(Layout region records)
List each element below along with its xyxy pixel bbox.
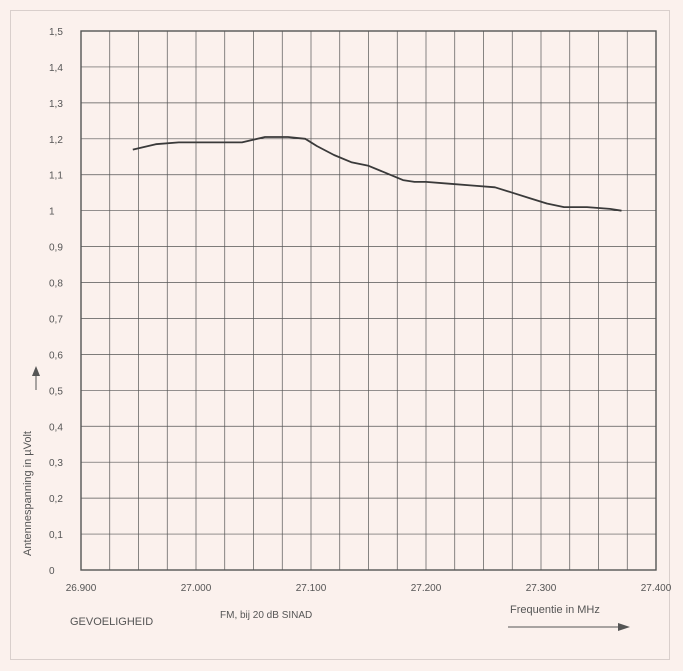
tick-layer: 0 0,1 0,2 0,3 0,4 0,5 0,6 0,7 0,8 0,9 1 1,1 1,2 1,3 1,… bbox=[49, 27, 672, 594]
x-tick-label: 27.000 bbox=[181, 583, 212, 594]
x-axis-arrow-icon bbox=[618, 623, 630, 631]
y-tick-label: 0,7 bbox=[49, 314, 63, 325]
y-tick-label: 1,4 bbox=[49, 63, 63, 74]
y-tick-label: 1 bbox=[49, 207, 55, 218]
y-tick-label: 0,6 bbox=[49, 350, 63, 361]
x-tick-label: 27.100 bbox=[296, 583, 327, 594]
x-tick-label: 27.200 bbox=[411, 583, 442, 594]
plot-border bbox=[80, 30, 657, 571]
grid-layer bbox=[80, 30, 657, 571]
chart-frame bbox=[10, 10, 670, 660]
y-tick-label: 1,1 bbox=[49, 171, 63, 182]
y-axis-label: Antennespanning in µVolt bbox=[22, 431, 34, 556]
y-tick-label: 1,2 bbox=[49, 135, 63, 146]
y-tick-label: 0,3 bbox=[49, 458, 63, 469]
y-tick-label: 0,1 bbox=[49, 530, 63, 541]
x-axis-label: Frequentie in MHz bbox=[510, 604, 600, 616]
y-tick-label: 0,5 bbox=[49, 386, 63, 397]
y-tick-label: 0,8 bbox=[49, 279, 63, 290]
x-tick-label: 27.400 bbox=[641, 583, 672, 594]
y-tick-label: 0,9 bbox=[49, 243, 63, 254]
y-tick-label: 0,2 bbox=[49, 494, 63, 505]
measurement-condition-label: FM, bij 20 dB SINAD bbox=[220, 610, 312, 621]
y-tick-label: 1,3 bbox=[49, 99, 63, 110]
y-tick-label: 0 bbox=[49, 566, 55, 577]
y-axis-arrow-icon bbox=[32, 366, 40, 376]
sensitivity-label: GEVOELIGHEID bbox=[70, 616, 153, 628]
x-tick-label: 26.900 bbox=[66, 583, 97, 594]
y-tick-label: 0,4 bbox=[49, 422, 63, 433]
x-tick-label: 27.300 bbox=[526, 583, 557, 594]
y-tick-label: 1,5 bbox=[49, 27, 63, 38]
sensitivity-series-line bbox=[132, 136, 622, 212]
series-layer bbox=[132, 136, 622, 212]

> **What to do**
Can you reproduce, unchanged, the lines from the one containing "tick-layer: 0 0,1" through the one containing "y-tick-label: 0,3 bbox=[49, 458, 63, 469]", with both of those included?

> **Response**
tick-layer: 0 0,1 0,2 0,3 0,4 0,5 0,6 0,7 0,8 0,9 1 1,1 1,2 1,3 1,… bbox=[49, 27, 672, 594]
x-tick-label: 27.000 bbox=[181, 583, 212, 594]
x-axis-arrow-icon bbox=[618, 623, 630, 631]
y-tick-label: 0,7 bbox=[49, 314, 63, 325]
y-tick-label: 1,4 bbox=[49, 63, 63, 74]
y-tick-label: 1 bbox=[49, 207, 55, 218]
y-tick-label: 0,6 bbox=[49, 350, 63, 361]
x-tick-label: 27.100 bbox=[296, 583, 327, 594]
x-tick-label: 27.200 bbox=[411, 583, 442, 594]
plot-border bbox=[80, 30, 657, 571]
grid-layer bbox=[80, 30, 657, 571]
chart-frame bbox=[10, 10, 670, 660]
y-tick-label: 1,1 bbox=[49, 171, 63, 182]
y-axis-label: Antennespanning in µVolt bbox=[22, 431, 34, 556]
y-tick-label: 1,2 bbox=[49, 135, 63, 146]
y-tick-label: 0,3 bbox=[49, 458, 63, 469]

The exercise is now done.